Material provided:

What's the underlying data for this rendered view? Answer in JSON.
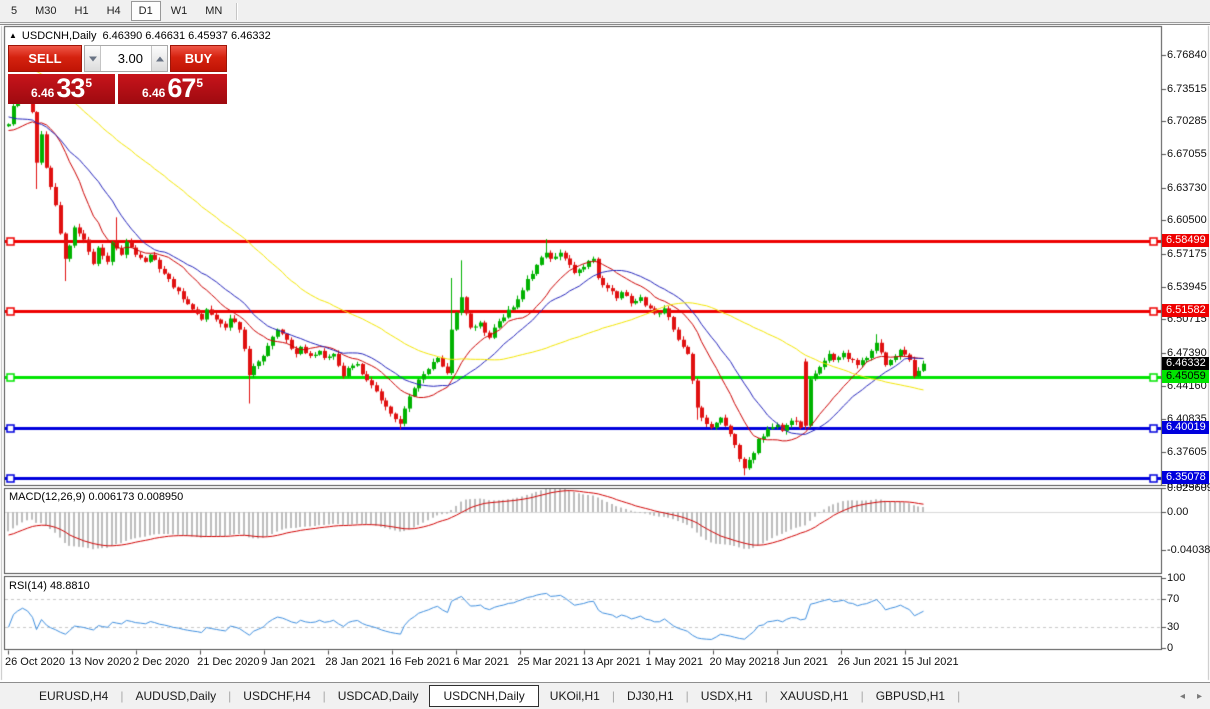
{
  "toolbar": {
    "timeframes": [
      "5",
      "M30",
      "H1",
      "H4",
      "D1",
      "W1",
      "MN"
    ],
    "active_timeframe": "D1"
  },
  "window": {
    "title_marker": "▲",
    "symbol_period": "USDCNH,Daily",
    "ohlc_summary": "6.46390 6.46631 6.45937 6.46332"
  },
  "trade_panel": {
    "sell_label": "SELL",
    "buy_label": "BUY",
    "volume": "3.00",
    "sell_price": {
      "prefix": "6.46",
      "big": "33",
      "sup": "5"
    },
    "buy_price": {
      "prefix": "6.46",
      "big": "67",
      "sup": "5"
    }
  },
  "indicators": {
    "macd": {
      "label": "MACD(12,26,9) 0.006173 0.008950",
      "axis_ticks": [
        "0.025609",
        "0.00",
        "-0.040386"
      ],
      "tick_values": [
        0.025609,
        0.0,
        -0.040386
      ]
    },
    "rsi": {
      "label": "RSI(14) 48.8810",
      "axis_ticks": [
        "100",
        "70",
        "30",
        "0"
      ],
      "tick_values": [
        100,
        70,
        30,
        0
      ]
    }
  },
  "price_axis": {
    "ticks": [
      "6.76840",
      "6.73515",
      "6.70285",
      "6.67055",
      "6.63730",
      "6.60500",
      "6.57175",
      "6.53945",
      "6.50715",
      "6.47390",
      "6.44160",
      "6.40835",
      "6.37605",
      "6.34375"
    ],
    "current_price_label": "6.46332",
    "current_price": 6.46332
  },
  "date_axis": {
    "labels": [
      "26 Oct 2020",
      "13 Nov 2020",
      "2 Dec 2020",
      "21 Dec 2020",
      "9 Jan 2021",
      "28 Jan 2021",
      "16 Feb 2021",
      "6 Mar 2021",
      "25 Mar 2021",
      "13 Apr 2021",
      "1 May 2021",
      "20 May 2021",
      "8 Jun 2021",
      "26 Jun 2021",
      "15 Jul 2021"
    ]
  },
  "tabs": {
    "items": [
      "EURUSD,H4",
      "AUDUSD,Daily",
      "USDCHF,H4",
      "USDCAD,Daily",
      "USDCNH,Daily",
      "UKOil,H1",
      "DJ30,H1",
      "USDX,H1",
      "XAUUSD,H1",
      "GBPUSD,H1"
    ],
    "active": "USDCNH,Daily",
    "scroll_left_icon": "◂",
    "scroll_right_icon": "▸"
  },
  "chart_data": {
    "type": "candlestick",
    "symbol": "USDCNH",
    "period": "Daily",
    "visible_bars": 195,
    "y_axis_range": [
      6.34375,
      6.7684
    ],
    "colors": {
      "candle_up": "#00b200",
      "candle_down": "#e01010",
      "ma_fast": "#cc0000",
      "ma_mid": "#2424bb",
      "ma_slow": "#f2e500",
      "macd_histogram": "#bdbdbd",
      "macd_signal": "#d00000",
      "rsi_line": "#3e8ede",
      "frame": "#4d4d4d"
    },
    "moving_averages": [
      {
        "type": "sma",
        "period": 13,
        "color_key": "ma_fast"
      },
      {
        "type": "sma",
        "period": 21,
        "color_key": "ma_mid"
      },
      {
        "type": "sma",
        "period": 55,
        "color_key": "ma_slow"
      }
    ],
    "macd_params": {
      "fast": 12,
      "slow": 26,
      "signal": 9,
      "last_main": 0.006173,
      "last_signal": 0.00895
    },
    "rsi_params": {
      "period": 14,
      "last": 48.881,
      "levels": [
        70,
        30
      ]
    },
    "horizontal_lines": [
      {
        "price": 6.58499,
        "label": "6.58499",
        "color": "#ee0000",
        "text": "#ffffff"
      },
      {
        "price": 6.51582,
        "label": "6.51582",
        "color": "#ee0000",
        "text": "#ffffff"
      },
      {
        "price": 6.45059,
        "label": "6.45059",
        "color": "#00e400",
        "text": "#000000"
      },
      {
        "price": 6.40019,
        "label": "6.40019",
        "color": "#0000dd",
        "text": "#ffffff"
      },
      {
        "price": 6.35078,
        "label": "6.35078",
        "color": "#0000dd",
        "text": "#ffffff"
      }
    ],
    "prehistory_keypoints": [
      [
        -60,
        6.915
      ],
      [
        -50,
        6.858
      ],
      [
        -40,
        6.812
      ],
      [
        -30,
        6.778
      ],
      [
        -20,
        6.744
      ],
      [
        -12,
        6.71
      ],
      [
        -6,
        6.68
      ],
      [
        -1,
        6.698
      ]
    ],
    "price_keypoints": [
      [
        0,
        6.7
      ],
      [
        1,
        6.718
      ],
      [
        3,
        6.731
      ],
      [
        4,
        6.726
      ],
      [
        5,
        6.712
      ],
      [
        6,
        6.662
      ],
      [
        7,
        6.69
      ],
      [
        8,
        6.657
      ],
      [
        9,
        6.638
      ],
      [
        10,
        6.62
      ],
      [
        11,
        6.592
      ],
      [
        12,
        6.567
      ],
      [
        13,
        6.58
      ],
      [
        14,
        6.598
      ],
      [
        15,
        6.592
      ],
      [
        16,
        6.586
      ],
      [
        17,
        6.574
      ],
      [
        18,
        6.562
      ],
      [
        19,
        6.578
      ],
      [
        20,
        6.57
      ],
      [
        21,
        6.564
      ],
      [
        22,
        6.583
      ],
      [
        24,
        6.571
      ],
      [
        25,
        6.584
      ],
      [
        27,
        6.571
      ],
      [
        29,
        6.564
      ],
      [
        30,
        6.571
      ],
      [
        32,
        6.557
      ],
      [
        34,
        6.547
      ],
      [
        36,
        6.535
      ],
      [
        37,
        6.527
      ],
      [
        39,
        6.517
      ],
      [
        41,
        6.507
      ],
      [
        42,
        6.517
      ],
      [
        44,
        6.507
      ],
      [
        46,
        6.499
      ],
      [
        47,
        6.508
      ],
      [
        49,
        6.497
      ],
      [
        50,
        6.478
      ],
      [
        51,
        6.452
      ],
      [
        52,
        6.461
      ],
      [
        54,
        6.471
      ],
      [
        55,
        6.481
      ],
      [
        57,
        6.497
      ],
      [
        59,
        6.487
      ],
      [
        61,
        6.473
      ],
      [
        62,
        6.48
      ],
      [
        64,
        6.471
      ],
      [
        66,
        6.476
      ],
      [
        67,
        6.469
      ],
      [
        69,
        6.473
      ],
      [
        71,
        6.451
      ],
      [
        72,
        6.459
      ],
      [
        74,
        6.463
      ],
      [
        76,
        6.447
      ],
      [
        78,
        6.436
      ],
      [
        79,
        6.427
      ],
      [
        81,
        6.414
      ],
      [
        83,
        6.404
      ],
      [
        84,
        6.419
      ],
      [
        86,
        6.439
      ],
      [
        88,
        6.453
      ],
      [
        89,
        6.458
      ],
      [
        91,
        6.469
      ],
      [
        93,
        6.454
      ],
      [
        94,
        6.497
      ],
      [
        96,
        6.529
      ],
      [
        97,
        6.513
      ],
      [
        98,
        6.499
      ],
      [
        100,
        6.504
      ],
      [
        102,
        6.489
      ],
      [
        103,
        6.499
      ],
      [
        105,
        6.509
      ],
      [
        107,
        6.519
      ],
      [
        108,
        6.527
      ],
      [
        110,
        6.547
      ],
      [
        112,
        6.561
      ],
      [
        114,
        6.573
      ],
      [
        115,
        6.567
      ],
      [
        117,
        6.573
      ],
      [
        119,
        6.561
      ],
      [
        120,
        6.553
      ],
      [
        122,
        6.559
      ],
      [
        124,
        6.567
      ],
      [
        125,
        6.548
      ],
      [
        127,
        6.538
      ],
      [
        129,
        6.528
      ],
      [
        130,
        6.534
      ],
      [
        132,
        6.523
      ],
      [
        134,
        6.529
      ],
      [
        136,
        6.518
      ],
      [
        137,
        6.513
      ],
      [
        139,
        6.518
      ],
      [
        141,
        6.497
      ],
      [
        142,
        6.487
      ],
      [
        144,
        6.473
      ],
      [
        146,
        6.42
      ],
      [
        147,
        6.41
      ],
      [
        149,
        6.4
      ],
      [
        151,
        6.41
      ],
      [
        152,
        6.402
      ],
      [
        154,
        6.383
      ],
      [
        156,
        6.36
      ],
      [
        158,
        6.375
      ],
      [
        159,
        6.389
      ],
      [
        161,
        6.399
      ],
      [
        163,
        6.403
      ],
      [
        164,
        6.397
      ],
      [
        166,
        6.407
      ],
      [
        168,
        6.4
      ],
      [
        169,
        6.402
      ],
      [
        170,
        6.448
      ],
      [
        172,
        6.46
      ],
      [
        174,
        6.473
      ],
      [
        175,
        6.467
      ],
      [
        177,
        6.474
      ],
      [
        179,
        6.467
      ],
      [
        180,
        6.462
      ],
      [
        182,
        6.469
      ],
      [
        184,
        6.484
      ],
      [
        186,
        6.462
      ],
      [
        187,
        6.467
      ],
      [
        189,
        6.477
      ],
      [
        191,
        6.467
      ],
      [
        192,
        6.451
      ],
      [
        194,
        6.4633
      ]
    ],
    "wick_overrides": [
      [
        3,
        "h",
        6.7475
      ],
      [
        6,
        "l",
        6.636
      ],
      [
        12,
        "l",
        6.545
      ],
      [
        23,
        "h",
        6.608
      ],
      [
        51,
        "l",
        6.424
      ],
      [
        83,
        "l",
        6.3985
      ],
      [
        94,
        "h",
        6.548
      ],
      [
        96,
        "h",
        6.5655
      ],
      [
        114,
        "h",
        6.5865
      ],
      [
        146,
        "l",
        6.408
      ],
      [
        156,
        "l",
        6.353
      ],
      [
        169,
        "h",
        6.4665
      ],
      [
        169,
        "l",
        6.3985
      ],
      [
        184,
        "h",
        6.4925
      ],
      [
        194,
        "l",
        6.4555
      ]
    ],
    "open_overrides": [
      [
        169,
        6.4655
      ]
    ]
  }
}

The problem:
Give only the number of lines in the material above that include the word "USDCNH".

Complete answer:
4